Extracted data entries

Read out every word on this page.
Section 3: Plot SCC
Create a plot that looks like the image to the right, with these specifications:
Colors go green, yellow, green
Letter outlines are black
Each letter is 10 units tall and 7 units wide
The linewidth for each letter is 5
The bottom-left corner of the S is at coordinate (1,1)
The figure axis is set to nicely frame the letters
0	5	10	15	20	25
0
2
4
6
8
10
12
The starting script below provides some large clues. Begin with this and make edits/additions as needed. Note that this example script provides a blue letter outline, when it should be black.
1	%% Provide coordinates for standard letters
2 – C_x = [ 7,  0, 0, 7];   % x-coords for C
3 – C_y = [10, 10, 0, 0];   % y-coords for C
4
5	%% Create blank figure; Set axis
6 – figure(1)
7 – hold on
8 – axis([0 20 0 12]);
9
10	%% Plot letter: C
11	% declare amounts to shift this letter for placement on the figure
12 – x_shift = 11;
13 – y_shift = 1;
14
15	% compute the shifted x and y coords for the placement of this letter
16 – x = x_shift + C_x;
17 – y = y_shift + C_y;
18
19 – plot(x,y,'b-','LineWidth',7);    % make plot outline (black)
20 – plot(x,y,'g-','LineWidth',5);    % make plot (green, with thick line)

...

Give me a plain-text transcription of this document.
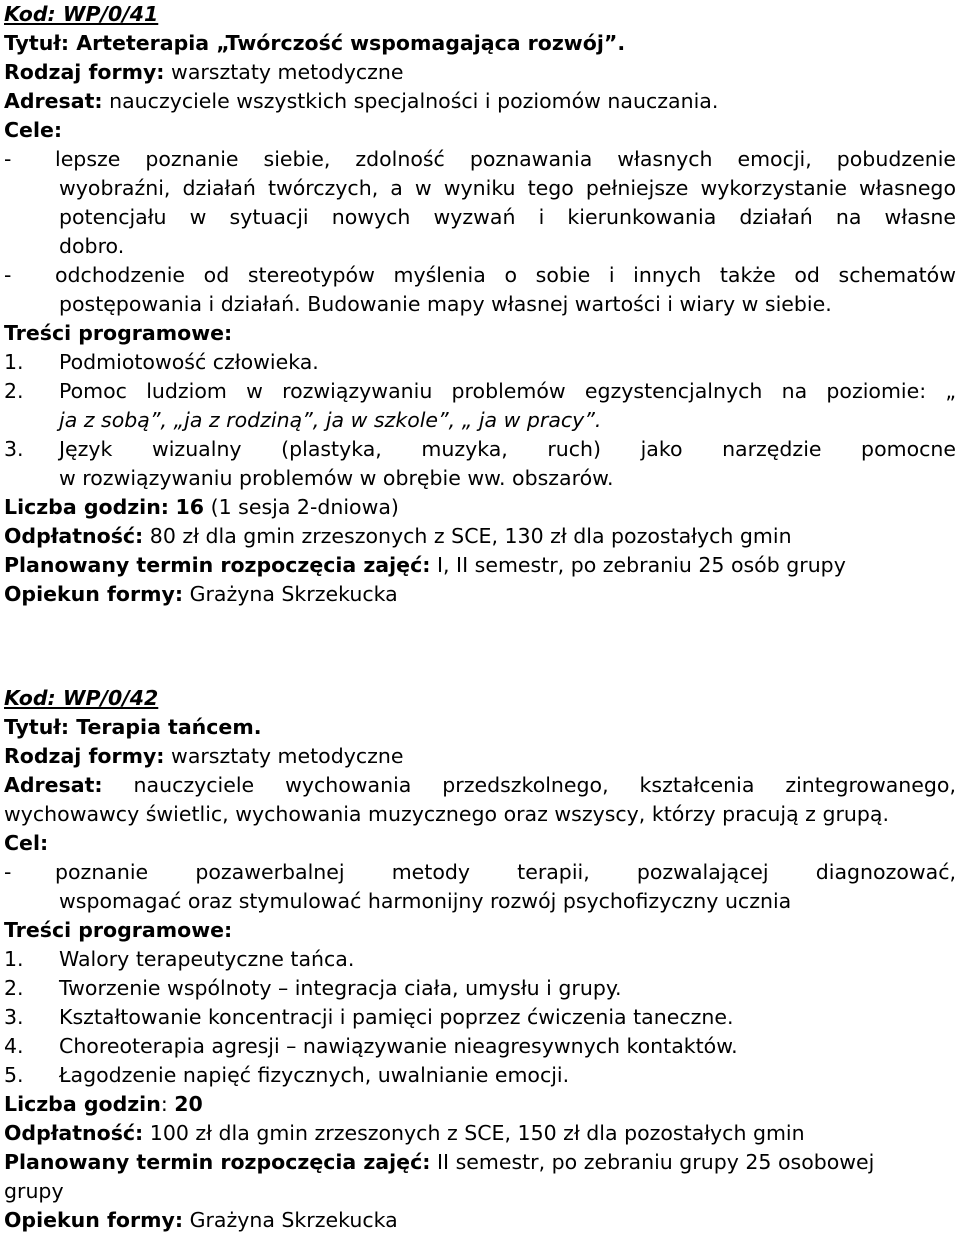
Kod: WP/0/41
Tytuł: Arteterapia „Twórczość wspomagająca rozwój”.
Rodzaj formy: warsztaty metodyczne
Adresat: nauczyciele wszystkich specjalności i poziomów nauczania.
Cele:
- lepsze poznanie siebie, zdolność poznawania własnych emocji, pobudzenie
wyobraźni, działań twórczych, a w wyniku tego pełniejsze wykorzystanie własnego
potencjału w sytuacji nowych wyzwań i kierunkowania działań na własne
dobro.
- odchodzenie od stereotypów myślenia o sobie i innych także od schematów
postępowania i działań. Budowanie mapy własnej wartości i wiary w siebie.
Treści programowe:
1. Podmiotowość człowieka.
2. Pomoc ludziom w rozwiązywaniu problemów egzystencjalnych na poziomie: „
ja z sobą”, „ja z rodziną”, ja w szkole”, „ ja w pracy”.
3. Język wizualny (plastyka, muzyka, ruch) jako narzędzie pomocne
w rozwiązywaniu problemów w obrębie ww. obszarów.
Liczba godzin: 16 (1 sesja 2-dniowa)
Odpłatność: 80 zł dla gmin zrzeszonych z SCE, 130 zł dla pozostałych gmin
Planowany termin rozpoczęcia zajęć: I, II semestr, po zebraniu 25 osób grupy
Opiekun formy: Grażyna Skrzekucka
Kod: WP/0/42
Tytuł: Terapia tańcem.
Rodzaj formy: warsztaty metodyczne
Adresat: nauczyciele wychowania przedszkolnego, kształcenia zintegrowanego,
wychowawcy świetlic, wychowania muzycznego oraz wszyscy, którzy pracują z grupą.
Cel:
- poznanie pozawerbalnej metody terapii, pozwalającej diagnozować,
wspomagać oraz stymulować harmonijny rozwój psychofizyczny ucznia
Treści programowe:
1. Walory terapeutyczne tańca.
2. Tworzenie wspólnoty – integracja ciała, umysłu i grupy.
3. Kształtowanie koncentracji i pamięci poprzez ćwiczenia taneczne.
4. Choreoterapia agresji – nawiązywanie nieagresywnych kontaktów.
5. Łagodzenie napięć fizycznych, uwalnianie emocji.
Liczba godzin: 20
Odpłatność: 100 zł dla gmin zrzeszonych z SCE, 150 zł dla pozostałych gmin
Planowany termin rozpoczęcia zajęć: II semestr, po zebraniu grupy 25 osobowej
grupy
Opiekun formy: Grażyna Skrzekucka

* * *

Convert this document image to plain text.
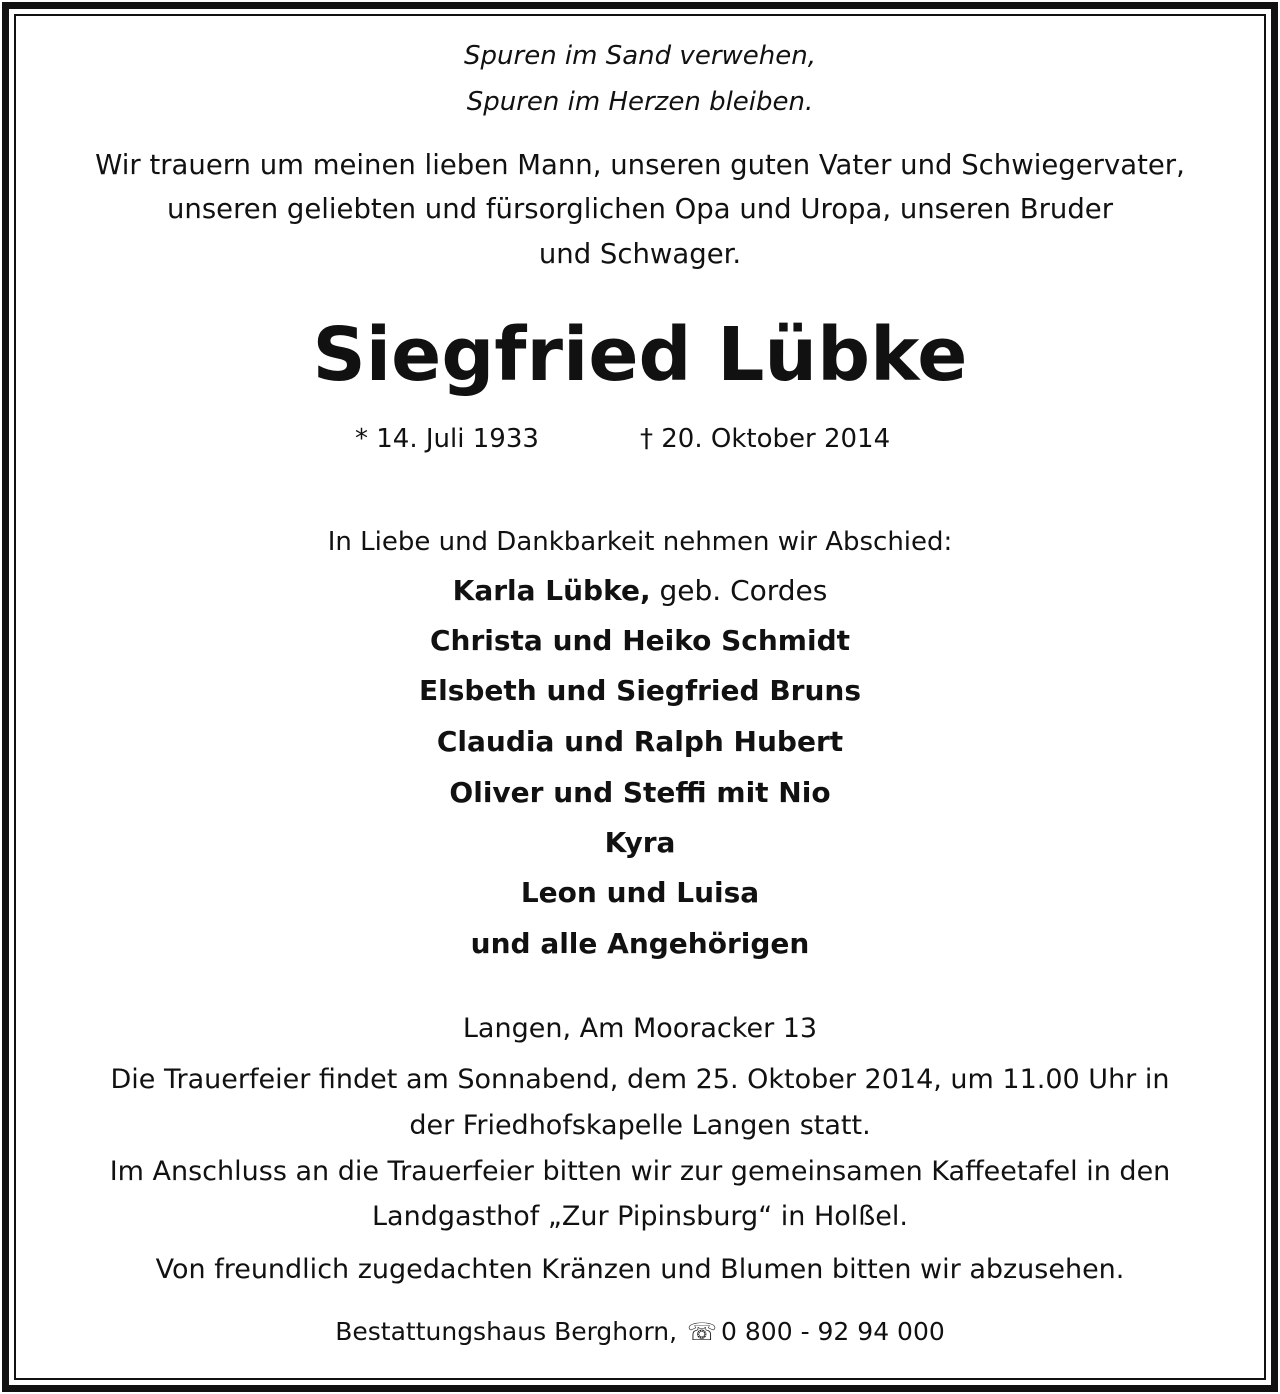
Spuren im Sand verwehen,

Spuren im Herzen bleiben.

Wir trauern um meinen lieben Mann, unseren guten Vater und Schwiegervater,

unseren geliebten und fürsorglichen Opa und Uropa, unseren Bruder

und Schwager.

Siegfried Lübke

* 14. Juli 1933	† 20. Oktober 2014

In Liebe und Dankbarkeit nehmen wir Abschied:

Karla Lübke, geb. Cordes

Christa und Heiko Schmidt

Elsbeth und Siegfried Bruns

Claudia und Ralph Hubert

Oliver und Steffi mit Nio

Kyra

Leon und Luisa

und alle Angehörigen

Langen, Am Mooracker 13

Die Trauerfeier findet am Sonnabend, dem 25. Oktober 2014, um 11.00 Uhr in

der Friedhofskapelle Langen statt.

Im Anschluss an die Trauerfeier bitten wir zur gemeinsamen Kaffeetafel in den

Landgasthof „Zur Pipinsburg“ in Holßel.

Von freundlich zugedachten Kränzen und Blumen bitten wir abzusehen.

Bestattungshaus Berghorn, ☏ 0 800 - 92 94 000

◆ **WHAT IS ASKED**:
List all lines from the entries that include the word "zebraniu".

◆ **EXPECTED ANSWER**:
Planowany termin rozpoczęcia zajęć: I, II semestr, po zebraniu 25 osób grupy
Planowany termin rozpoczęcia zajęć: II semestr, po zebraniu grupy 25 osobowej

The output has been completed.